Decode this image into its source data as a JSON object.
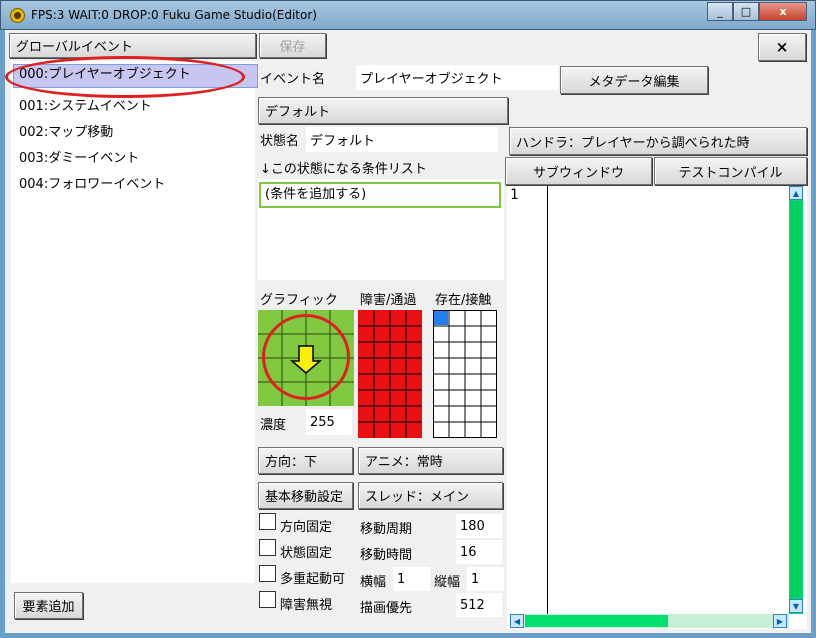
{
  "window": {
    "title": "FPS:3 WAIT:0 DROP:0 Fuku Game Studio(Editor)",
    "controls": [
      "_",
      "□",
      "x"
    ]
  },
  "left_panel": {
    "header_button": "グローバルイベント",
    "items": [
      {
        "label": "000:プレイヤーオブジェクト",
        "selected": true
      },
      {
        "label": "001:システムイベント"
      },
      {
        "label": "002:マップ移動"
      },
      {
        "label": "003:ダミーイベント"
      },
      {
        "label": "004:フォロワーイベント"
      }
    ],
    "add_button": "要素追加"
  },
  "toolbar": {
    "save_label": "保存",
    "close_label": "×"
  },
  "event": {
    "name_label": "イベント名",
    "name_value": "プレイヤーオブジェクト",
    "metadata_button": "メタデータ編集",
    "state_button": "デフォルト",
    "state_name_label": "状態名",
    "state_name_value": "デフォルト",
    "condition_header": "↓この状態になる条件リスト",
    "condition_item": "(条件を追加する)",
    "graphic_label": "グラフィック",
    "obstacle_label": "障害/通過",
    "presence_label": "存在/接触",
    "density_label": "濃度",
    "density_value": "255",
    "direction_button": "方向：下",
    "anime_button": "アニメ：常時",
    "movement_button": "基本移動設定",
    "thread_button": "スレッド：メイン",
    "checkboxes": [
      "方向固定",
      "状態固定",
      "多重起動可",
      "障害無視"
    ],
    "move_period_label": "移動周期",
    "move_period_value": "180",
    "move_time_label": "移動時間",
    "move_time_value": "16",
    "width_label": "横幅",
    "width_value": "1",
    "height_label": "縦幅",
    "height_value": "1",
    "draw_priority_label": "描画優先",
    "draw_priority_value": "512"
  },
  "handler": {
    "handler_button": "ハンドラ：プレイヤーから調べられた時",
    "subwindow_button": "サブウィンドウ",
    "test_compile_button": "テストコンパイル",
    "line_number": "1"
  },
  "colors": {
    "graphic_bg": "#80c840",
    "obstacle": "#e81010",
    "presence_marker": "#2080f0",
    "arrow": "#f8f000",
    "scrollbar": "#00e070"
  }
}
____
EXERCISE INSTRUCTIONS: Restate each entry word for word, please, but drop any images it holds.

WRITTEN ANSWER:
Decode this image into its source data as a JSON object.
{
  "window": {
    "title": "FPS:3 WAIT:0 DROP:0 Fuku Game Studio(Editor)",
    "controls": [
      "_",
      "□",
      "x"
    ]
  },
  "left_panel": {
    "header_button": "グローバルイベント",
    "items": [
      {
        "label": "000:プレイヤーオブジェクト",
        "selected": true
      },
      {
        "label": "001:システムイベント"
      },
      {
        "label": "002:マップ移動"
      },
      {
        "label": "003:ダミーイベント"
      },
      {
        "label": "004:フォロワーイベント"
      }
    ],
    "add_button": "要素追加"
  },
  "toolbar": {
    "save_label": "保存",
    "close_label": "×"
  },
  "event": {
    "name_label": "イベント名",
    "name_value": "プレイヤーオブジェクト",
    "metadata_button": "メタデータ編集",
    "state_button": "デフォルト",
    "state_name_label": "状態名",
    "state_name_value": "デフォルト",
    "condition_header": "↓この状態になる条件リスト",
    "condition_item": "(条件を追加する)",
    "graphic_label": "グラフィック",
    "obstacle_label": "障害/通過",
    "presence_label": "存在/接触",
    "density_label": "濃度",
    "density_value": "255",
    "direction_button": "方向：下",
    "anime_button": "アニメ：常時",
    "movement_button": "基本移動設定",
    "thread_button": "スレッド：メイン",
    "checkboxes": [
      "方向固定",
      "状態固定",
      "多重起動可",
      "障害無視"
    ],
    "move_period_label": "移動周期",
    "move_period_value": "180",
    "move_time_label": "移動時間",
    "move_time_value": "16",
    "width_label": "横幅",
    "width_value": "1",
    "height_label": "縦幅",
    "height_value": "1",
    "draw_priority_label": "描画優先",
    "draw_priority_value": "512"
  },
  "handler": {
    "handler_button": "ハンドラ：プレイヤーから調べられた時",
    "subwindow_button": "サブウィンドウ",
    "test_compile_button": "テストコンパイル",
    "line_number": "1"
  },
  "colors": {
    "graphic_bg": "#80c840",
    "obstacle": "#e81010",
    "presence_marker": "#2080f0",
    "arrow": "#f8f000",
    "scrollbar": "#00e070"
  }
}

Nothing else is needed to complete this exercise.